Jonny Smith and Richard “Sniff Petrol” Porter will take to the stage at the 2024 Festival of the Unexceptional to bring their unique brand of automotive entertainment to the crowds of mundane motoring fans.
The duo are promising a smorgasbord of silliness including a “Wheeltrim of Misfortune” quiz, a “Chod Swap Shop” and a live recording of their chart-topping podcast.
“We are having a real Wheeltrim of Misfortune made, which will enable us to select quiz questions for the contestants that we’re going to have from the audience,” says Porter. “It’ll be a familiar format, but done in a car-centric way, taking a bit of inspiration from my Boring Car Trivia book series. So if somebody has memorised that, they’ve got a good chance, but also a good chance of damaging their brain in some way that medical science has yet to discover.”
The Chod Swap Shop takes inspiration from the classic kids’ TV show Swap Shop. “The plan is that we’ll both embrace our inner Noel Edmonds and we’ll invite people to bring along something that they want to swap for something else. Car-related preferably. If people start turning up with microwave ovens and ironing boards, I don’t think it will work, but we’re thinking more if you’ve got an immaculate set of seat covers for an ‘80s Mazda 323 and you really need the model designation badge for a MkII Astra that maybe these are the kind of things that we can make happen.”

## TO DO
Copy the text on the festival show from "Jonny Smith and" to "mundane motoring fans.", replacing "crowds" with "throngs". The material that comes next has nothing to do with the text on the festival show.

## INFORMATION SHOWN
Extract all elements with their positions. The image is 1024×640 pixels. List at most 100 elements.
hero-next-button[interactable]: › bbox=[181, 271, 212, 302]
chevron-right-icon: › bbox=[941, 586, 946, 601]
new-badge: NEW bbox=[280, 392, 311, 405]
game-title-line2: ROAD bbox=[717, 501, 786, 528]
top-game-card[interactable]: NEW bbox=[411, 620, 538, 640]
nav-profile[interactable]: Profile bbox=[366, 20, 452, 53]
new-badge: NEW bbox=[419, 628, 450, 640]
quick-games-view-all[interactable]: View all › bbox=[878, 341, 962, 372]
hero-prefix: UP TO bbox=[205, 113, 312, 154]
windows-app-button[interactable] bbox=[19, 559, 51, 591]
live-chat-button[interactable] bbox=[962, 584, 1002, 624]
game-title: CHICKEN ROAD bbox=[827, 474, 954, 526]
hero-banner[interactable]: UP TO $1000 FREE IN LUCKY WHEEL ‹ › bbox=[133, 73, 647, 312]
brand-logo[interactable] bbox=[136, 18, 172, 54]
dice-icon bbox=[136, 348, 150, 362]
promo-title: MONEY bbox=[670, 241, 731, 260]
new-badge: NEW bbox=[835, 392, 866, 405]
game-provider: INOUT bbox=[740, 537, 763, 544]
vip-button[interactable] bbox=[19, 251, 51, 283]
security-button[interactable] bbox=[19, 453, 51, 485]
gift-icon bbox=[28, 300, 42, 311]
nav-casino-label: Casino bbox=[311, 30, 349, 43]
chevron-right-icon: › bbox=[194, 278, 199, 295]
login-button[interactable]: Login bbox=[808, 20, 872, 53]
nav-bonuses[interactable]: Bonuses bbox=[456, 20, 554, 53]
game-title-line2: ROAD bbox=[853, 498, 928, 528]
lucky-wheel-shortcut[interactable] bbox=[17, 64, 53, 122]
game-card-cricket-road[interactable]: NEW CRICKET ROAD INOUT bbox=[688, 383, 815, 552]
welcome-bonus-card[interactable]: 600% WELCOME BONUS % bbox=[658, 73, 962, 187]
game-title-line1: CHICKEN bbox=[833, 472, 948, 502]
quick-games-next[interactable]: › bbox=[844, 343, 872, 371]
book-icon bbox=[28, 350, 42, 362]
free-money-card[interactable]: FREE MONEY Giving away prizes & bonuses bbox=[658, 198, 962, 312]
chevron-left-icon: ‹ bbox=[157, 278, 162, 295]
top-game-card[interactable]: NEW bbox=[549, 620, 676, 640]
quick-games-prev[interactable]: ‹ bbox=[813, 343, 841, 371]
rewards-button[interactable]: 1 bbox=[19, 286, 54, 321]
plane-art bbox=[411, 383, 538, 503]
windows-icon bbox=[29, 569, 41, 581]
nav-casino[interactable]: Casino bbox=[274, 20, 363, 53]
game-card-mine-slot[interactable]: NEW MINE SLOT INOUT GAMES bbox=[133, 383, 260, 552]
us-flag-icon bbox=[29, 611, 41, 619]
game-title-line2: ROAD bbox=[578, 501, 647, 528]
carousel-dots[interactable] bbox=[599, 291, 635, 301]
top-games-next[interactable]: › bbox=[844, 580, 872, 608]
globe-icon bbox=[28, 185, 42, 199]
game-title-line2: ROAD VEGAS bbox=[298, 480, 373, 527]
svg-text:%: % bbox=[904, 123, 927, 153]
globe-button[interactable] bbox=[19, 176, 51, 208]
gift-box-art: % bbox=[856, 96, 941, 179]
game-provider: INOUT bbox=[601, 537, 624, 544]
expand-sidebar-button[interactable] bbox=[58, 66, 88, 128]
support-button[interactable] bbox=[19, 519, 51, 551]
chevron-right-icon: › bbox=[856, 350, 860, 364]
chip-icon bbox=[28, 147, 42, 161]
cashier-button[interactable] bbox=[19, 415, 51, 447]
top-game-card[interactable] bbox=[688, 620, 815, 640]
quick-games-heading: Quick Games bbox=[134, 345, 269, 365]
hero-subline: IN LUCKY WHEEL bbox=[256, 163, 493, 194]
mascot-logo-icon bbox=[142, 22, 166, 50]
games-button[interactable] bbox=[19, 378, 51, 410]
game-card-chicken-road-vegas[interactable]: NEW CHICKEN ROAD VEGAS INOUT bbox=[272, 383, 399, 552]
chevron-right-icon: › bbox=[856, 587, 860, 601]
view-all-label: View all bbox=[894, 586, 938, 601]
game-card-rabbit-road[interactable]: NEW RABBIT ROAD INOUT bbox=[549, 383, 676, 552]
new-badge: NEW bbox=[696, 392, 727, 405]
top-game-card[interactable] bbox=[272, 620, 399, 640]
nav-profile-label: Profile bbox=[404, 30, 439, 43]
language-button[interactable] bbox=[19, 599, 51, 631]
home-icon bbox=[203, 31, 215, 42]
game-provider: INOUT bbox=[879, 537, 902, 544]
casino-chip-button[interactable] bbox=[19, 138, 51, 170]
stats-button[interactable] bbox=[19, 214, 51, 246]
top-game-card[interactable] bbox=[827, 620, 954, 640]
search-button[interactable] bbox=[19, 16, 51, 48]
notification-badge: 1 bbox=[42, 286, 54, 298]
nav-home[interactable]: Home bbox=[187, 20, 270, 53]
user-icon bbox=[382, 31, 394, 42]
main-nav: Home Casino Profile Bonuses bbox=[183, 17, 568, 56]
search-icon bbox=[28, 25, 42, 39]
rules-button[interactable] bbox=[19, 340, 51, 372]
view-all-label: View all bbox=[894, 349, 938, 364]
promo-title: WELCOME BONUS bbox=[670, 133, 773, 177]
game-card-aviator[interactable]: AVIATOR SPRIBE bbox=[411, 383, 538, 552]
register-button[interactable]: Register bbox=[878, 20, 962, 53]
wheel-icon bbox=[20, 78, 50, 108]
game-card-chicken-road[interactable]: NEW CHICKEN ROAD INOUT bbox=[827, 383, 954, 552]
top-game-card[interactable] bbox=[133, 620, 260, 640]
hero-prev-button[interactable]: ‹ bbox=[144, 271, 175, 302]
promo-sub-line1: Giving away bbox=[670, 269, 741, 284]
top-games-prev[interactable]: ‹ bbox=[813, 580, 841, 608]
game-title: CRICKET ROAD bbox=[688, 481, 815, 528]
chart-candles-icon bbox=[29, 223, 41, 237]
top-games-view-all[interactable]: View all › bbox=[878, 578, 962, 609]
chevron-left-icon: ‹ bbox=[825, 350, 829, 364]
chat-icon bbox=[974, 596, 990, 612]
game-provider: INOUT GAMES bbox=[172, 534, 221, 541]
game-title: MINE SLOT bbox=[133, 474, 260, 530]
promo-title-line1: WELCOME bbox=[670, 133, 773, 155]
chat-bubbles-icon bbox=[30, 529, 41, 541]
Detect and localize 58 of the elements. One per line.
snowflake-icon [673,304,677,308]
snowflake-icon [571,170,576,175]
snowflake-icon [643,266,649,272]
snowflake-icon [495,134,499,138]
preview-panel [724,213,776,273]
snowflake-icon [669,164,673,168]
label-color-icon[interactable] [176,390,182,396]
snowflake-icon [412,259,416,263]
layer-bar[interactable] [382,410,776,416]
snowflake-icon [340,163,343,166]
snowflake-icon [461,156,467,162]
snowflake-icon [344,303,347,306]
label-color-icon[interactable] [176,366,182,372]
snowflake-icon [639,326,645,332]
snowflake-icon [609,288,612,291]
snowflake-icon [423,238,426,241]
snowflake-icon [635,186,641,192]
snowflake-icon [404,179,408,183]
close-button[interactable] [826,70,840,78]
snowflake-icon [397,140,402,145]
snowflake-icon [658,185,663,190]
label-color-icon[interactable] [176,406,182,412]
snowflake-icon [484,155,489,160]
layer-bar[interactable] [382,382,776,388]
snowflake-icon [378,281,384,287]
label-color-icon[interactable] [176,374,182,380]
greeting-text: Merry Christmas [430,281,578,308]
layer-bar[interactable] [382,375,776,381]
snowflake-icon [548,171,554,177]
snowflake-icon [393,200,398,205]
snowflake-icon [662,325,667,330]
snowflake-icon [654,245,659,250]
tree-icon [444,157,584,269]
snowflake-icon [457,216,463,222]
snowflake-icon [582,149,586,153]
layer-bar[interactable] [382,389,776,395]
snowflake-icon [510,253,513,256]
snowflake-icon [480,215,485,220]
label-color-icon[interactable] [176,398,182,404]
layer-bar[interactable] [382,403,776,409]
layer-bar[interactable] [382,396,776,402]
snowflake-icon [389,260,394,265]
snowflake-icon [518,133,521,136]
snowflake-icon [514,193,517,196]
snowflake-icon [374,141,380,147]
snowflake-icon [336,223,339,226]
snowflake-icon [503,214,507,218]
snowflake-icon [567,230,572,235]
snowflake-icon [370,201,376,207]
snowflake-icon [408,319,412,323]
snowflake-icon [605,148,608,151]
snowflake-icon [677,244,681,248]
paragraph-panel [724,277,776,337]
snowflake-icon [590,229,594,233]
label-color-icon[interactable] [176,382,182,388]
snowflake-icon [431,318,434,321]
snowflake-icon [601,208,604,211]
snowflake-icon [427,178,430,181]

## WRITTEN SOLUTION
Jonny Smith and Richard “Sniff Petrol” Porter will take to the stage at the 2024 Festival of the Unexceptional to bring their unique brand of automotive entertainment to the throngs of mundane motoring fans.